Find the lines containing the word "text" and copy every one of them.

*-*-*

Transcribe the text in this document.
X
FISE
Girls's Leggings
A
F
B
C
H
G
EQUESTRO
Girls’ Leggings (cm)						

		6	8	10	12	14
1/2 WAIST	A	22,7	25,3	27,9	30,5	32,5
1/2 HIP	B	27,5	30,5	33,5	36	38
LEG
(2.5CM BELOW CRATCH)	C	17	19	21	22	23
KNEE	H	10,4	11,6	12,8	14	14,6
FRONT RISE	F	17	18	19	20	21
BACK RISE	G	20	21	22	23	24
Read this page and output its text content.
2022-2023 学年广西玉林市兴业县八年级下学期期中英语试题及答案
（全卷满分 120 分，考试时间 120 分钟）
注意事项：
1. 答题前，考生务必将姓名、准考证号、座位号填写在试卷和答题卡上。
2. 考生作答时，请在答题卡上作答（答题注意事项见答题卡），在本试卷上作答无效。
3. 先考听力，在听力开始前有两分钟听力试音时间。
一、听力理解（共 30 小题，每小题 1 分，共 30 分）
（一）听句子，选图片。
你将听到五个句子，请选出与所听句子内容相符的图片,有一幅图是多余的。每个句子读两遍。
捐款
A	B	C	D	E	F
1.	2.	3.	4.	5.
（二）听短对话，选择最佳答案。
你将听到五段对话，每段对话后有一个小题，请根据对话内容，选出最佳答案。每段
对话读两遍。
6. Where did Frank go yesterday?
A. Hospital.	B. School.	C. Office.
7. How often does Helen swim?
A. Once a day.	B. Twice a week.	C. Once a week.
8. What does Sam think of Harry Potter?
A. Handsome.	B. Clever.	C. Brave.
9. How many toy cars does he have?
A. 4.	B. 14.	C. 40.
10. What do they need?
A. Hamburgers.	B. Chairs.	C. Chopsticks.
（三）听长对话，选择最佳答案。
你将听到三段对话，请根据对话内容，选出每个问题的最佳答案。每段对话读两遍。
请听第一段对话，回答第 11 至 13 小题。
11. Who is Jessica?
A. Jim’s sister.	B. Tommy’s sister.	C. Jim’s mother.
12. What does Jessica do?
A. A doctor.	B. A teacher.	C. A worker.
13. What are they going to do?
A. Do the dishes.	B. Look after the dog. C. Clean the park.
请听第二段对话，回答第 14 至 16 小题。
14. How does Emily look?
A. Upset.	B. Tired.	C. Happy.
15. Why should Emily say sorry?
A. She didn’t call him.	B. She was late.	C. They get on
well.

*-*-*

◆ TASK RESULT
Transcribe the text in this document.
Read this page and output its text content.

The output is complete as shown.